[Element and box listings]
——————————
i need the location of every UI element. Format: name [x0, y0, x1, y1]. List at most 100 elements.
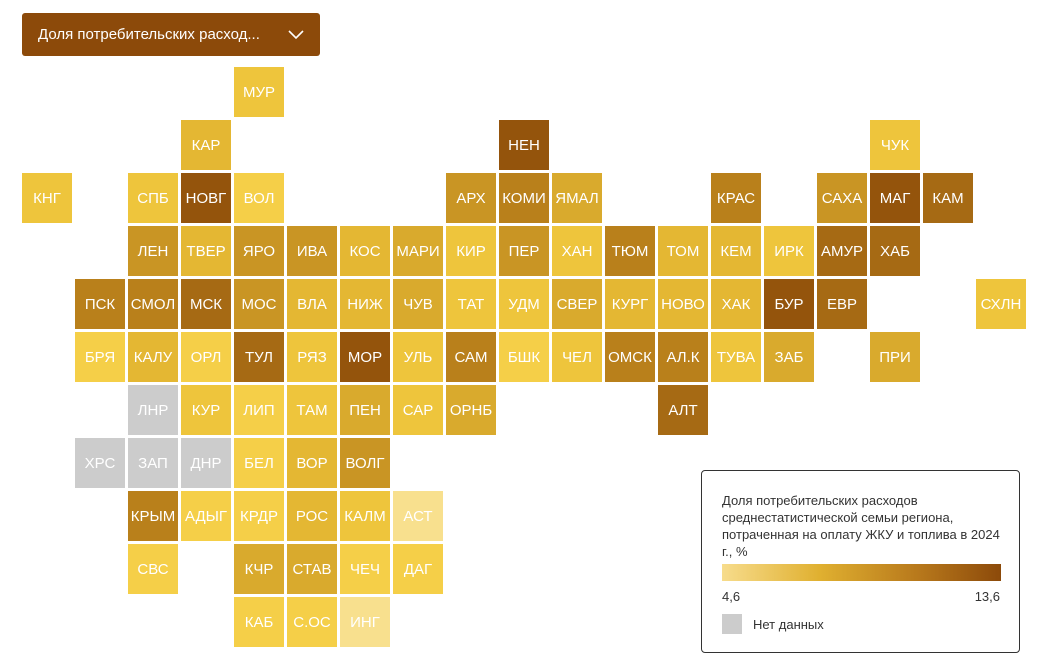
region-tile[interactable]: ВЛА [287, 279, 337, 329]
region-tile[interactable]: КИР [446, 226, 496, 276]
region-tile[interactable]: ПСК [75, 279, 125, 329]
region-tile[interactable]: КЕМ [711, 226, 761, 276]
region-tile[interactable]: ОРЛ [181, 332, 231, 382]
region-tile[interactable]: АЛТ [658, 385, 708, 435]
region-tile[interactable]: ЧЕЧ [340, 544, 390, 594]
legend: Доля потребительских расходов среднестат… [701, 470, 1020, 653]
region-tile[interactable]: УДМ [499, 279, 549, 329]
region-tile[interactable]: ЧЕЛ [552, 332, 602, 382]
region-tile[interactable]: АМУР [817, 226, 867, 276]
indicator-select[interactable]: Доля потребительских расход... [22, 13, 320, 56]
legend-title: Доля потребительских расходов среднестат… [722, 493, 1000, 559]
region-tile[interactable]: С.ОС [287, 597, 337, 647]
region-tile[interactable]: ВОР [287, 438, 337, 488]
region-tile[interactable]: УЛЬ [393, 332, 443, 382]
region-tile[interactable]: ЯРО [234, 226, 284, 276]
region-tile[interactable]: СВЕР [552, 279, 602, 329]
region-tile[interactable]: МАГ [870, 173, 920, 223]
region-tile[interactable]: РЯЗ [287, 332, 337, 382]
region-tile[interactable]: КАМ [923, 173, 973, 223]
region-tile[interactable]: КНГ [22, 173, 72, 223]
region-tile[interactable]: ПЕН [340, 385, 390, 435]
region-tile[interactable]: ЗАБ [764, 332, 814, 382]
region-tile[interactable]: БУР [764, 279, 814, 329]
region-tile[interactable]: САХА [817, 173, 867, 223]
region-tile[interactable]: ХАН [552, 226, 602, 276]
region-tile[interactable]: ДНР [181, 438, 231, 488]
region-tile[interactable]: ИВА [287, 226, 337, 276]
region-tile[interactable]: КУРГ [605, 279, 655, 329]
region-tile[interactable]: ПЕР [499, 226, 549, 276]
region-tile[interactable]: ТАМ [287, 385, 337, 435]
region-tile[interactable]: КРАС [711, 173, 761, 223]
region-tile[interactable]: ЛЕН [128, 226, 178, 276]
region-tile[interactable]: МАРИ [393, 226, 443, 276]
region-tile[interactable]: ЧУВ [393, 279, 443, 329]
legend-max-value: 13,6 [974, 589, 1000, 604]
region-tile[interactable]: ТВЕР [181, 226, 231, 276]
region-tile[interactable]: БРЯ [75, 332, 125, 382]
region-tile[interactable]: МОР [340, 332, 390, 382]
region-tile[interactable]: КОС [340, 226, 390, 276]
region-tile[interactable]: СВС [128, 544, 178, 594]
region-tile[interactable]: СПБ [128, 173, 178, 223]
region-tile[interactable]: ВОЛ [234, 173, 284, 223]
region-tile[interactable]: ОМСК [605, 332, 655, 382]
region-tile[interactable]: КРДР [234, 491, 284, 541]
region-tile[interactable]: ТОМ [658, 226, 708, 276]
region-tile[interactable]: АЛ.К [658, 332, 708, 382]
region-tile[interactable]: ТУЛ [234, 332, 284, 382]
region-tile[interactable]: КАР [181, 120, 231, 170]
indicator-select-label: Доля потребительских расход... [38, 26, 260, 43]
region-tile[interactable]: АСТ [393, 491, 443, 541]
region-tile[interactable]: КОМИ [499, 173, 549, 223]
region-tile[interactable]: БШК [499, 332, 549, 382]
chevron-down-icon [288, 27, 304, 43]
region-tile[interactable]: ДАГ [393, 544, 443, 594]
region-tile[interactable]: ОРНБ [446, 385, 496, 435]
region-tile[interactable]: НЕН [499, 120, 549, 170]
region-tile[interactable]: ТУВА [711, 332, 761, 382]
no-data-label: Нет данных [753, 617, 824, 632]
region-tile[interactable]: ИНГ [340, 597, 390, 647]
region-tile[interactable]: ХАБ [870, 226, 920, 276]
region-tile[interactable]: ТАТ [446, 279, 496, 329]
region-tile[interactable]: КЧР [234, 544, 284, 594]
region-tile[interactable]: ВОЛГ [340, 438, 390, 488]
region-tile[interactable]: НОВО [658, 279, 708, 329]
region-tile[interactable]: МОС [234, 279, 284, 329]
region-tile[interactable]: САМ [446, 332, 496, 382]
no-data-swatch [722, 614, 742, 634]
region-tile[interactable]: САР [393, 385, 443, 435]
region-tile[interactable]: АДЫГ [181, 491, 231, 541]
region-tile[interactable]: ХАК [711, 279, 761, 329]
region-tile[interactable]: ТЮМ [605, 226, 655, 276]
region-tile[interactable]: НИЖ [340, 279, 390, 329]
legend-min-value: 4,6 [722, 589, 741, 604]
region-tile[interactable]: СМОЛ [128, 279, 178, 329]
region-tile[interactable]: ХРС [75, 438, 125, 488]
region-tile[interactable]: СХЛН [976, 279, 1026, 329]
region-tile[interactable]: ЛНР [128, 385, 178, 435]
region-tile[interactable]: РОС [287, 491, 337, 541]
region-tile[interactable]: КАБ [234, 597, 284, 647]
region-tile[interactable]: МСК [181, 279, 231, 329]
region-tile[interactable]: ЧУК [870, 120, 920, 170]
region-tile[interactable]: ПРИ [870, 332, 920, 382]
region-tile[interactable]: ЛИП [234, 385, 284, 435]
region-tile[interactable]: КАЛМ [340, 491, 390, 541]
region-tile[interactable]: ИРК [764, 226, 814, 276]
region-tile[interactable]: ЕВР [817, 279, 867, 329]
region-tile[interactable]: НОВГ [181, 173, 231, 223]
region-tile[interactable]: СТАВ [287, 544, 337, 594]
region-tile[interactable]: КАЛУ [128, 332, 178, 382]
region-tile[interactable]: ЯМАЛ [552, 173, 602, 223]
region-tile[interactable]: МУР [234, 67, 284, 117]
region-tile[interactable]: ЗАП [128, 438, 178, 488]
region-tile[interactable]: БЕЛ [234, 438, 284, 488]
region-tile[interactable]: АРХ [446, 173, 496, 223]
region-tile[interactable]: КУР [181, 385, 231, 435]
region-tile[interactable]: КРЫМ [128, 491, 178, 541]
legend-color-scale [722, 564, 1001, 581]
——————————
◆ **INSTRUCTIONS TO FOLLOW**: Give every line of the records above as a JSON list of strings, one string per line, skipping blank lines and leaving out the pictures.

◆ **EXERCISE ANSWER**:
[
  "i need the location of every UI element. Format: name [x0, y0, x1, y1]. List at most 100 elements.",
  "region-tile[interactable]: ВЛА [287, 279, 337, 329]",
  "region-tile[interactable]: КИР [446, 226, 496, 276]",
  "region-tile[interactable]: ПСК [75, 279, 125, 329]",
  "region-tile[interactable]: КЕМ [711, 226, 761, 276]",
  "region-tile[interactable]: ОРЛ [181, 332, 231, 382]",
  "region-tile[interactable]: АЛТ [658, 385, 708, 435]",
  "region-tile[interactable]: ЧЕЧ [340, 544, 390, 594]",
  "legend: Доля потребительских расходов среднестат… [701, 470, 1020, 653]",
  "region-tile[interactable]: УДМ [499, 279, 549, 329]",
  "region-tile[interactable]: ЧЕЛ [552, 332, 602, 382]",
  "region-tile[interactable]: АМУР [817, 226, 867, 276]",
  "indicator-select[interactable]: Доля потребительских расход... [22, 13, 320, 56]",
  "legend-title: Доля потребительских расходов среднестат… [722, 493, 1000, 559]",
  "region-tile[interactable]: С.ОС [287, 597, 337, 647]",
  "region-tile[interactable]: ВОР [287, 438, 337, 488]",
  "region-tile[interactable]: УЛЬ [393, 332, 443, 382]",
  "region-tile[interactable]: ЯРО [234, 226, 284, 276]",
  "region-tile[interactable]: СВЕР [552, 279, 602, 329]",
  "region-tile[interactable]: МАГ [870, 173, 920, 223]",
  "region-tile[interactable]: РЯЗ [287, 332, 337, 382]",
  "region-tile[interactable]: КАМ [923, 173, 973, 223]",
  "region-tile[interactable]: КНГ [22, 173, 72, 223]",
  "region-tile[interactable]: ПЕН [340, 385, 390, 435]",
  "region-tile[interactable]: ЗАБ [764, 332, 814, 382]",
  "region-tile[interactable]: БУР [764, 279, 814, 329]",
  "region-tile[interactable]: САХА [817, 173, 867, 223]",
  "region-tile[interactable]: ХАН [552, 226, 602, 276]",
  "region-tile[interactable]: ДНР [181, 438, 231, 488]",
  "region-tile[interactable]: ИВА [287, 226, 337, 276]",
  "region-tile[interactable]: КУРГ [605, 279, 655, 329]",
  "region-tile[interactable]: ПЕР [499, 226, 549, 276]",
  "region-tile[interactable]: ТАМ [287, 385, 337, 435]",
  "region-tile[interactable]: КРАС [711, 173, 761, 223]",
  "region-tile[interactable]: ЛЕН [128, 226, 178, 276]",
  "region-tile[interactable]: МАРИ [393, 226, 443, 276]",
  "region-tile[interactable]: ЧУВ [393, 279, 443, 329]",
  "legend-max-value: 13,6 [974, 589, 1000, 604]",
  "region-tile[interactable]: ТВЕР [181, 226, 231, 276]",
  "region-tile[interactable]: БРЯ [75, 332, 125, 382]",
  "region-tile[interactable]: МОР [340, 332, 390, 382]",
  "region-tile[interactable]: КОС [340, 226, 390, 276]",
  "region-tile[interactable]: СВС [128, 544, 178, 594]",
  "region-tile[interactable]: СПБ [128, 173, 178, 223]",
  "region-tile[interactable]: ВОЛ [234, 173, 284, 223]",
  "region-tile[interactable]: ОМСК [605, 332, 655, 382]",
  "region-tile[interactable]: КРДР [234, 491, 284, 541]",
  "region-tile[interactable]: ТОМ [658, 226, 708, 276]",
  "region-tile[interactable]: АЛ.К [658, 332, 708, 382]",
  "region-tile[interactable]: ТУЛ [234, 332, 284, 382]",
  "region-tile[interactable]: КАР [181, 120, 231, 170]",
  "indicator-select-label: Доля потребительских расход... [38, 26, 260, 43]",
  "region-tile[interactable]: АСТ [393, 491, 443, 541]",
  "region-tile[interactable]: КОМИ [499, 173, 549, 223]",
  "region-tile[interactable]: БШК [499, 332, 549, 382]",
  "chevron-down-icon [288, 27, 304, 43]",
  "region-tile[interactable]: ДАГ [393, 544, 443, 594]",
  "region-tile[interactable]: ОРНБ [446, 385, 496, 435]",
  "region-tile[interactable]: НЕН [499, 120, 549, 170]",
  "region-tile[interactable]: ТУВА [711, 332, 761, 382]",
  "no-data-label: Нет данных [753, 617, 824, 632]",
  "region-tile[interactable]: ИНГ [340, 597, 390, 647]",
  "region-tile[interactable]: ХАБ [870, 226, 920, 276]",
  "region-tile[interactable]: ТАТ [446, 279, 496, 329]",
  "region-tile[interactable]: КЧР [234, 544, 284, 594]",
  "region-tile[interactable]: ВОЛГ [340, 438, 390, 488]",
  "region-tile[interactable]: НОВО [658, 279, 708, 329]",
  "region-tile[interactable]: МОС [234, 279, 284, 329]",
  "region-tile[interactable]: САМ [446, 332, 496, 382]",
  "no-data-swatch [722, 614, 742, 634]",
  "region-tile[interactable]: САР [393, 385, 443, 435]",
  "region-tile[interactable]: АДЫГ [181, 491, 231, 541]",
  "region-tile[interactable]: ХАК [711, 279, 761, 329]",
  "region-tile[interactable]: ТЮМ [605, 226, 655, 276]",
  "region-tile[interactable]: НИЖ [340, 279, 390, 329]",
  "legend-min-value: 4,6 [722, 589, 741, 604]",
  "region-tile[interactable]: СМОЛ [128, 279, 178, 329]",
  "region-tile[interactable]: ХРС [75, 438, 125, 488]",
  "region-tile[interactable]: СХЛН [976, 279, 1026, 329]",
  "region-tile[interactable]: ЛНР [128, 385, 178, 435]",
  "region-tile[interactable]: РОС [287, 491, 337, 541]",
  "region-tile[interactable]: КАБ [234, 597, 284, 647]",
  "region-tile[interactable]: МСК [181, 279, 231, 329]",
  "region-tile[interactable]: ЧУК [870, 120, 920, 170]",
  "region-tile[interactable]: ПРИ [870, 332, 920, 382]",
  "region-tile[interactable]: ЛИП [234, 385, 284, 435]",
  "region-tile[interactable]: КАЛМ [340, 491, 390, 541]",
  "region-tile[interactable]: ИРК [764, 226, 814, 276]",
  "region-tile[interactable]: ЕВР [817, 279, 867, 329]",
  "region-tile[interactable]: НОВГ [181, 173, 231, 223]",
  "region-tile[interactable]: СТАВ [287, 544, 337, 594]",
  "region-tile[interactable]: КАЛУ [128, 332, 178, 382]",
  "region-tile[interactable]: ЯМАЛ [552, 173, 602, 223]",
  "region-tile[interactable]: МУР [234, 67, 284, 117]",
  "region-tile[interactable]: ЗАП [128, 438, 178, 488]",
  "region-tile[interactable]: БЕЛ [234, 438, 284, 488]",
  "region-tile[interactable]: АРХ [446, 173, 496, 223]",
  "region-tile[interactable]: КУР [181, 385, 231, 435]",
  "region-tile[interactable]: КРЫМ [128, 491, 178, 541]",
  "legend-color-scale [722, 564, 1001, 581]"
]